MATERIAL SUPPLIED start

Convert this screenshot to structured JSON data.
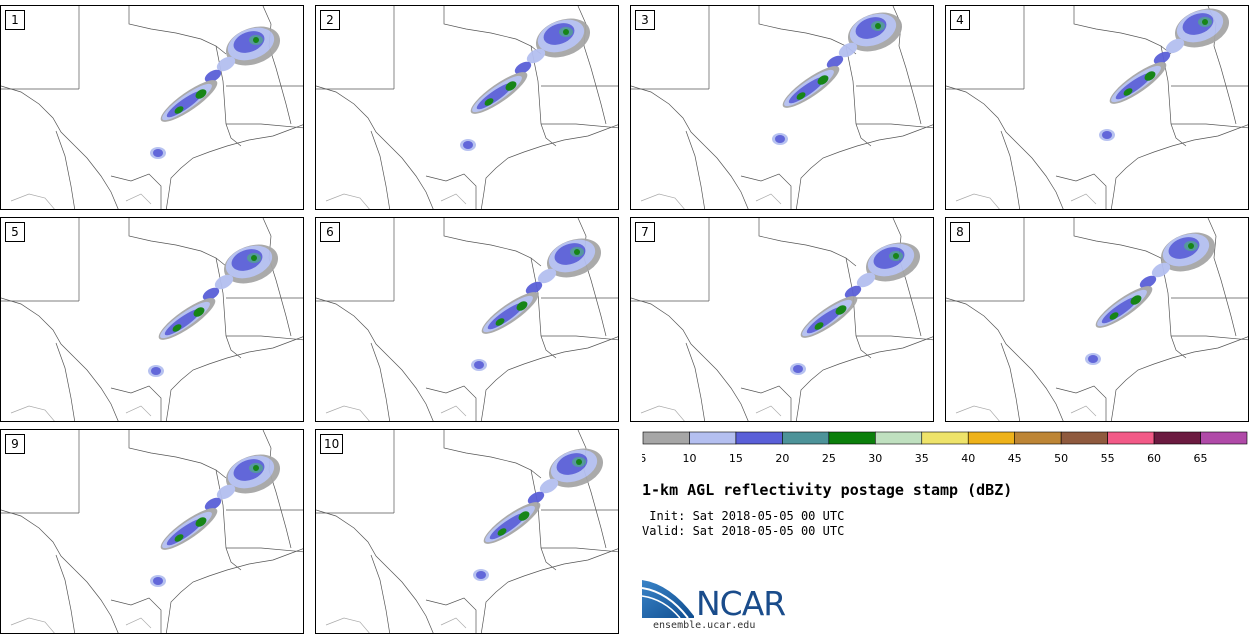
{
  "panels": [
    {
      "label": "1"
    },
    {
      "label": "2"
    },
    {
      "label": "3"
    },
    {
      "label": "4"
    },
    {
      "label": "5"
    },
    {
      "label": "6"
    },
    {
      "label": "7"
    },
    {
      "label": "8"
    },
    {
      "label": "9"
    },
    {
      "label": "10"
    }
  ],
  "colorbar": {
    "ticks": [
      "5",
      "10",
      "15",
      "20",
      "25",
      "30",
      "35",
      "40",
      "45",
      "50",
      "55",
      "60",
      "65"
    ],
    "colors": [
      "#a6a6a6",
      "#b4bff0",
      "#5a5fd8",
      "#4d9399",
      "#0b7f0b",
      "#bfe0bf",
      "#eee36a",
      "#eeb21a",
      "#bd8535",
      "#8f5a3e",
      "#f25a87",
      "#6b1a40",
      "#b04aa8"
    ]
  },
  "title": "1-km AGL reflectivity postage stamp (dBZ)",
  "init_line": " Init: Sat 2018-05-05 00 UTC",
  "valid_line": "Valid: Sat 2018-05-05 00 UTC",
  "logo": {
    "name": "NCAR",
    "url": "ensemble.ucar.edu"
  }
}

MATERIAL SUPPLIED end

TASK BRIEF ▸
The pictures should not appear in the copy; every other part of the records above must be returned exactly.

WRITTEN ANSWER ▸
Convert this screenshot to structured JSON data.
{
  "panels": [
    {
      "label": "1"
    },
    {
      "label": "2"
    },
    {
      "label": "3"
    },
    {
      "label": "4"
    },
    {
      "label": "5"
    },
    {
      "label": "6"
    },
    {
      "label": "7"
    },
    {
      "label": "8"
    },
    {
      "label": "9"
    },
    {
      "label": "10"
    }
  ],
  "colorbar": {
    "ticks": [
      "5",
      "10",
      "15",
      "20",
      "25",
      "30",
      "35",
      "40",
      "45",
      "50",
      "55",
      "60",
      "65"
    ],
    "colors": [
      "#a6a6a6",
      "#b4bff0",
      "#5a5fd8",
      "#4d9399",
      "#0b7f0b",
      "#bfe0bf",
      "#eee36a",
      "#eeb21a",
      "#bd8535",
      "#8f5a3e",
      "#f25a87",
      "#6b1a40",
      "#b04aa8"
    ]
  },
  "title": "1-km AGL reflectivity postage stamp (dBZ)",
  "init_line": " Init: Sat 2018-05-05 00 UTC",
  "valid_line": "Valid: Sat 2018-05-05 00 UTC",
  "logo": {
    "name": "NCAR",
    "url": "ensemble.ucar.edu"
  }
}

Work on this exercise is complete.